Identify the lines that contain the string "средств" and copy all of them.

INPUT RECORDS
——
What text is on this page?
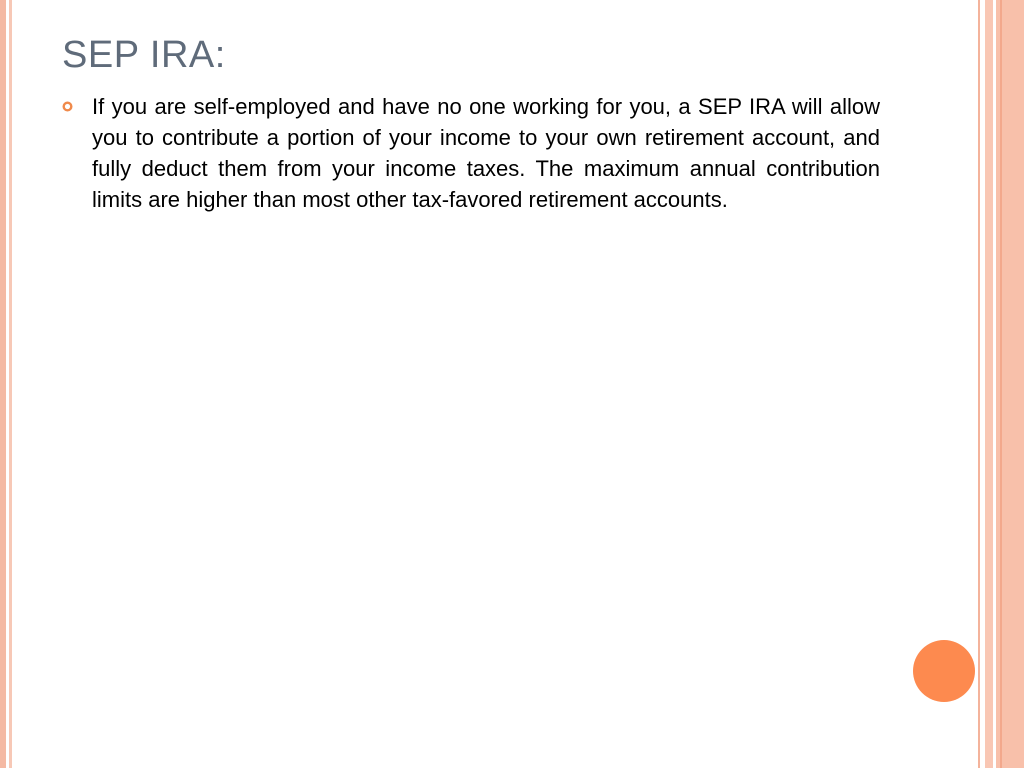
SEP IRA:
If you are self-employed and have no one working for you, a SEP IRA will allow you to contribute a portion of your income to your own retirement account, and fully deduct them from your income taxes. The maximum annual contribution limits are higher than most other tax-favored retirement accounts.
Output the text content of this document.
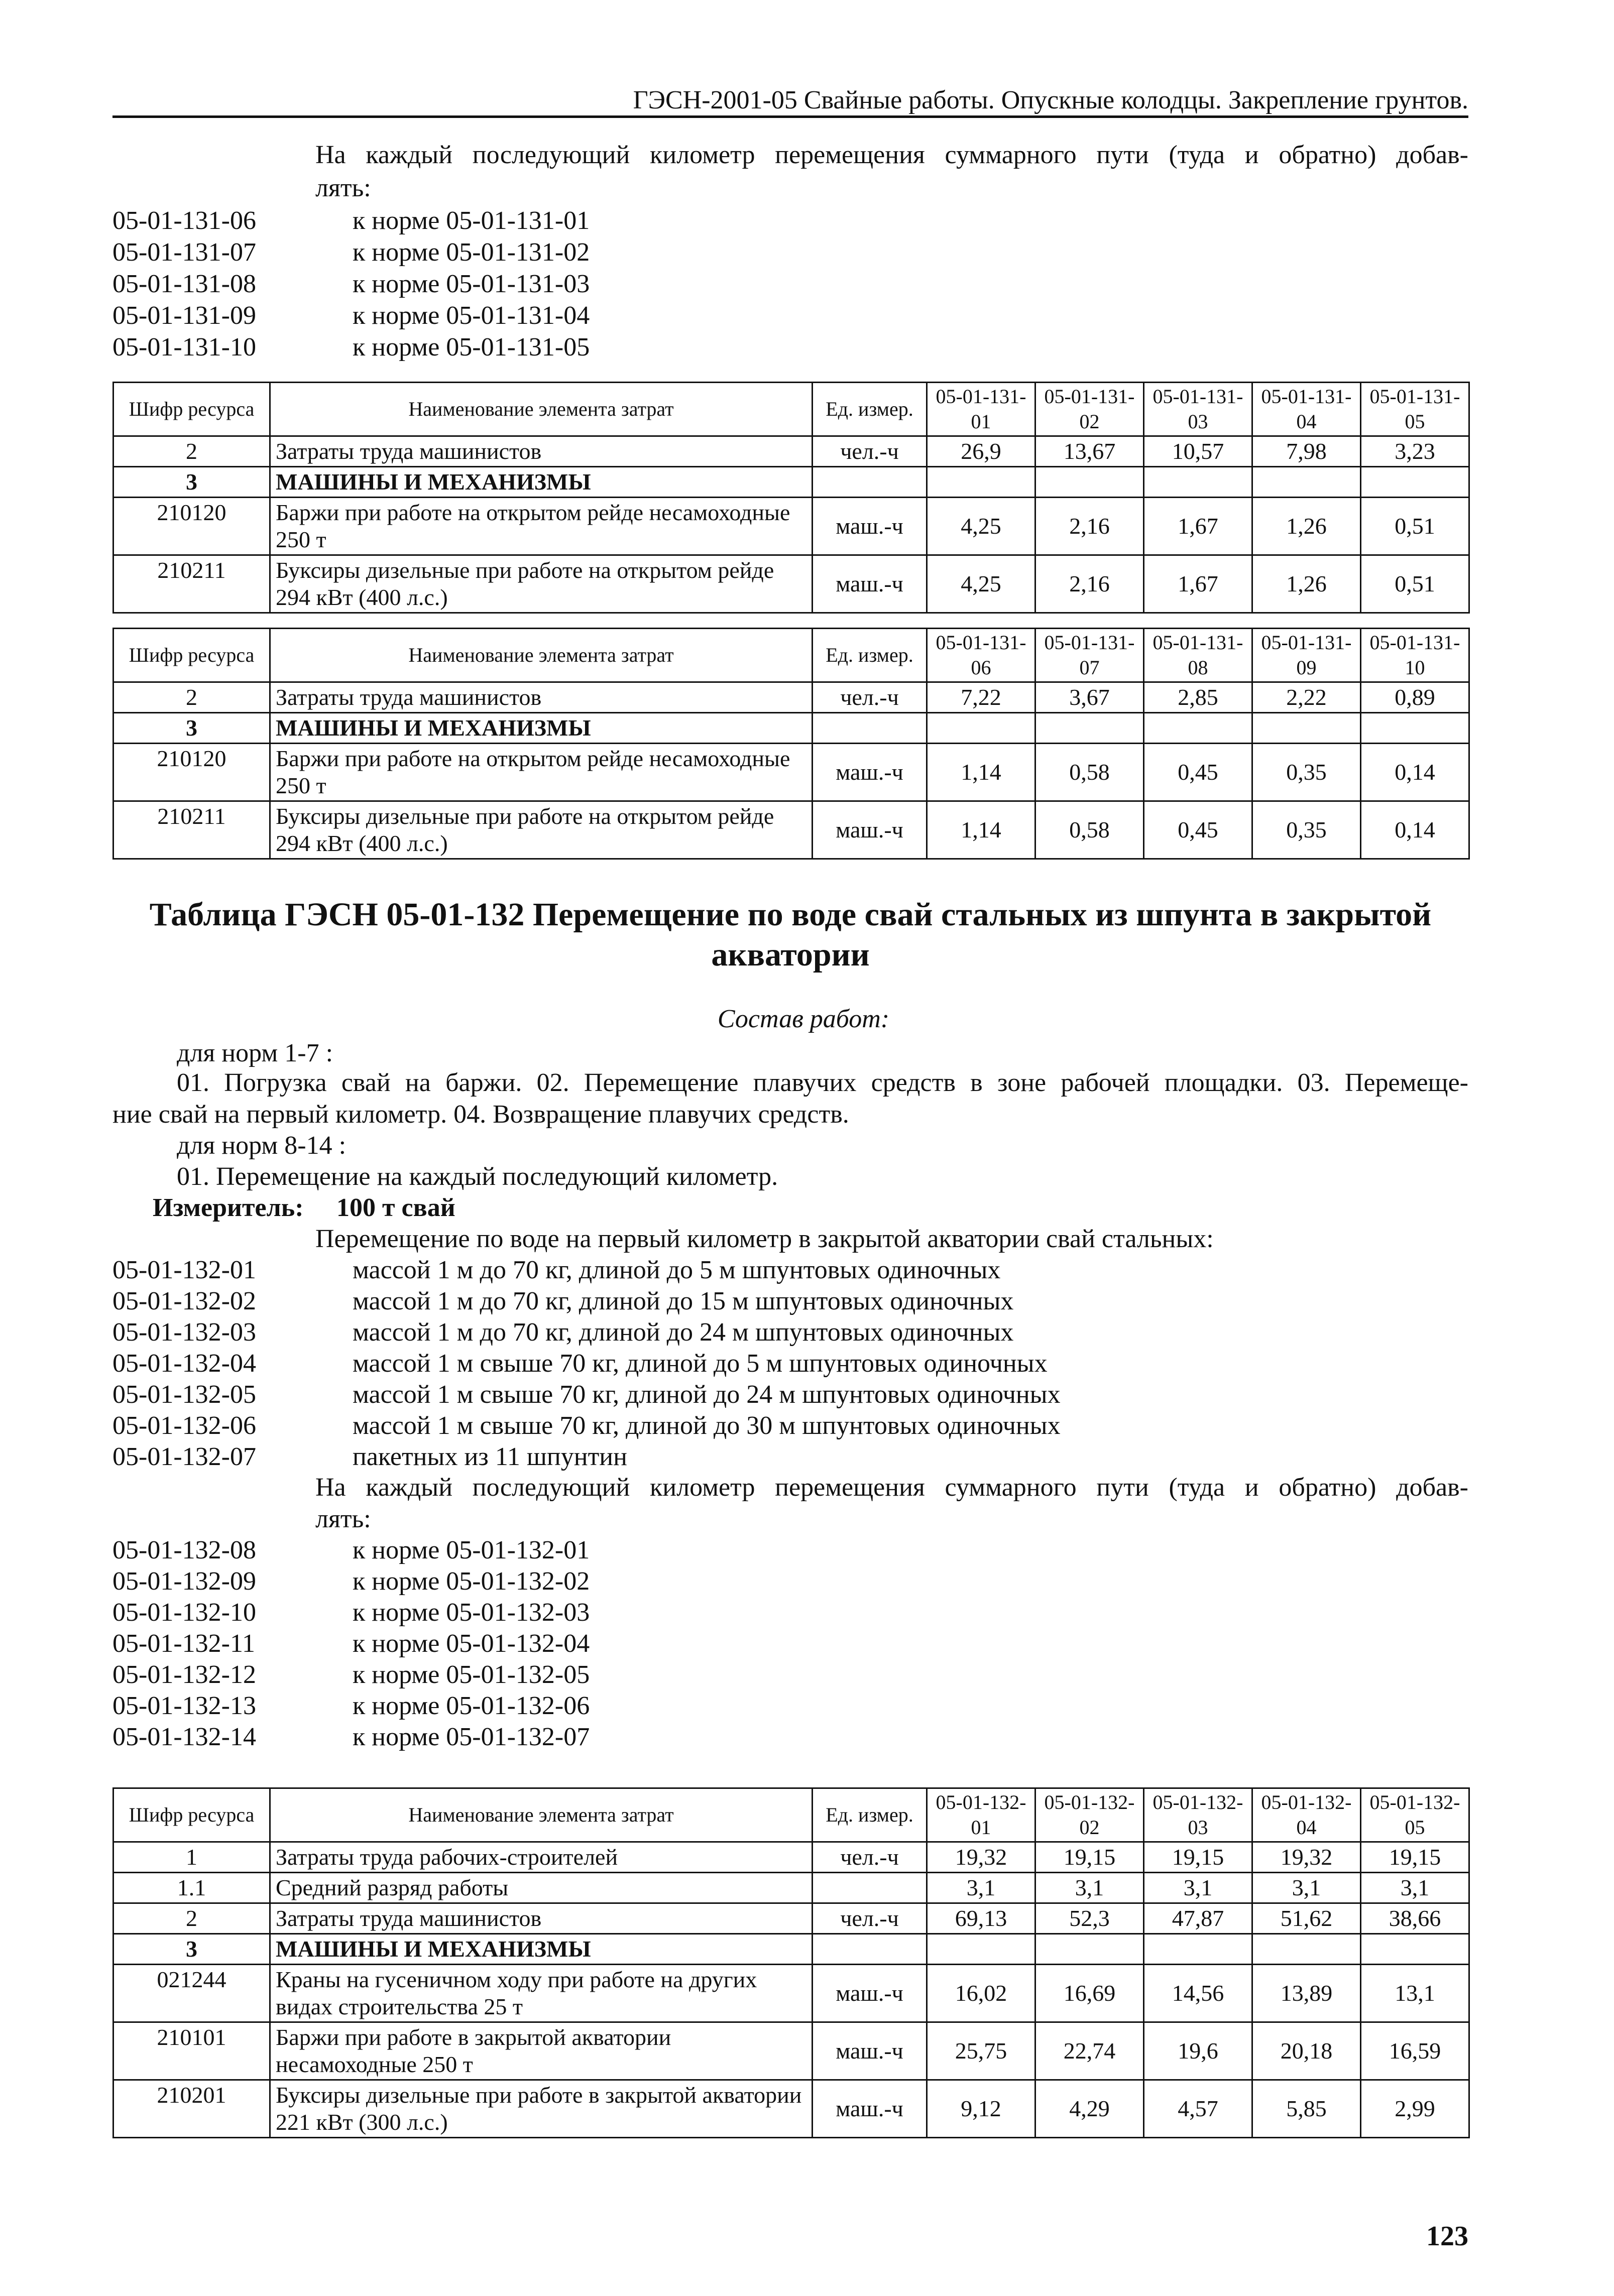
ГЭСН-2001-05 Свайные работы. Опускные колодцы. Закрепление грунтов.
На каждый последующий километр перемещения суммарного пути (туда и обратно) добав-
лять:
05-01-131-06	к норме 05-01-131-01
05-01-131-07	к норме 05-01-131-02
05-01-131-08	к норме 05-01-131-03
05-01-131-09	к норме 05-01-131-04
05-01-131-10	к норме 05-01-131-05
Шифр ресурса	Наименование элемента затрат	Ед. измер.	05-01-131-01	05-01-131-02	05-01-131-03	05-01-131-04	05-01-131-05
2	Затраты труда машинистов	чел.-ч	26,9	13,67	10,57	7,98	3,23
3	МАШИНЫ И МЕХАНИЗМЫ						
210120	Баржи при работе на открытом рейде несамоходные 250 т	маш.-ч	4,25	2,16	1,67	1,26	0,51
210211	Буксиры дизельные при работе на открытом рейде 294 кВт (400 л.с.)	маш.-ч	4,25	2,16	1,67	1,26	0,51
Шифр ресурса	Наименование элемента затрат	Ед. измер.	05-01-131-06	05-01-131-07	05-01-131-08	05-01-131-09	05-01-131-10
2	Затраты труда машинистов	чел.-ч	7,22	3,67	2,85	2,22	0,89
3	МАШИНЫ И МЕХАНИЗМЫ						
210120	Баржи при работе на открытом рейде несамоходные 250 т	маш.-ч	1,14	0,58	0,45	0,35	0,14
210211	Буксиры дизельные при работе на открытом рейде 294 кВт (400 л.с.)	маш.-ч	1,14	0,58	0,45	0,35	0,14
Таблица ГЭСН 05-01-132 Перемещение по воде свай стальных из шпунта в закрытой акватории
Состав работ:
для норм 1-7 :
01. Погрузка свай на баржи. 02. Перемещение плавучих средств в зоне рабочей площадки. 03. Перемеще-
ние свай на первый километр. 04. Возвращение плавучих средств.
для норм 8-14 :
01. Перемещение на каждый последующий километр.
Измеритель: 100 т свай
Перемещение по воде на первый километр в закрытой акватории свай стальных:
05-01-132-01	массой 1 м до 70 кг, длиной до 5 м шпунтовых одиночных
05-01-132-02	массой 1 м до 70 кг, длиной до 15 м шпунтовых одиночных
05-01-132-03	массой 1 м до 70 кг, длиной до 24 м шпунтовых одиночных
05-01-132-04	массой 1 м свыше 70 кг, длиной до 5 м шпунтовых одиночных
05-01-132-05	массой 1 м свыше 70 кг, длиной до 24 м шпунтовых одиночных
05-01-132-06	массой 1 м свыше 70 кг, длиной до 30 м шпунтовых одиночных
05-01-132-07	пакетных из 11 шпунтин
На каждый последующий километр перемещения суммарного пути (туда и обратно) добав-
лять:
05-01-132-08	к норме 05-01-132-01
05-01-132-09	к норме 05-01-132-02
05-01-132-10	к норме 05-01-132-03
05-01-132-11	к норме 05-01-132-04
05-01-132-12	к норме 05-01-132-05
05-01-132-13	к норме 05-01-132-06
05-01-132-14	к норме 05-01-132-07
Шифр ресурса	Наименование элемента затрат	Ед. измер.	05-01-132-01	05-01-132-02	05-01-132-03	05-01-132-04	05-01-132-05
1	Затраты труда рабочих-строителей	чел.-ч	19,32	19,15	19,15	19,32	19,15
1.1	Средний разряд работы		3,1	3,1	3,1	3,1	3,1
2	Затраты труда машинистов	чел.-ч	69,13	52,3	47,87	51,62	38,66
3	МАШИНЫ И МЕХАНИЗМЫ						
021244	Краны на гусеничном ходу при работе на других видах строительства 25 т	маш.-ч	16,02	16,69	14,56	13,89	13,1
210101	Баржи при работе в закрытой акватории несамоходные 250 т	маш.-ч	25,75	22,74	19,6	20,18	16,59
210201	Буксиры дизельные при работе в закрытой акватории 221 кВт (300 л.с.)	маш.-ч	9,12	4,29	4,57	5,85	2,99
123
——
EXERCISE RESPONSE
01. Погрузка свай на баржи. 02. Перемещение плавучих средств в зоне рабочей площадки. 03. Перемеще-
ние свай на первый километр. 04. Возвращение плавучих средств.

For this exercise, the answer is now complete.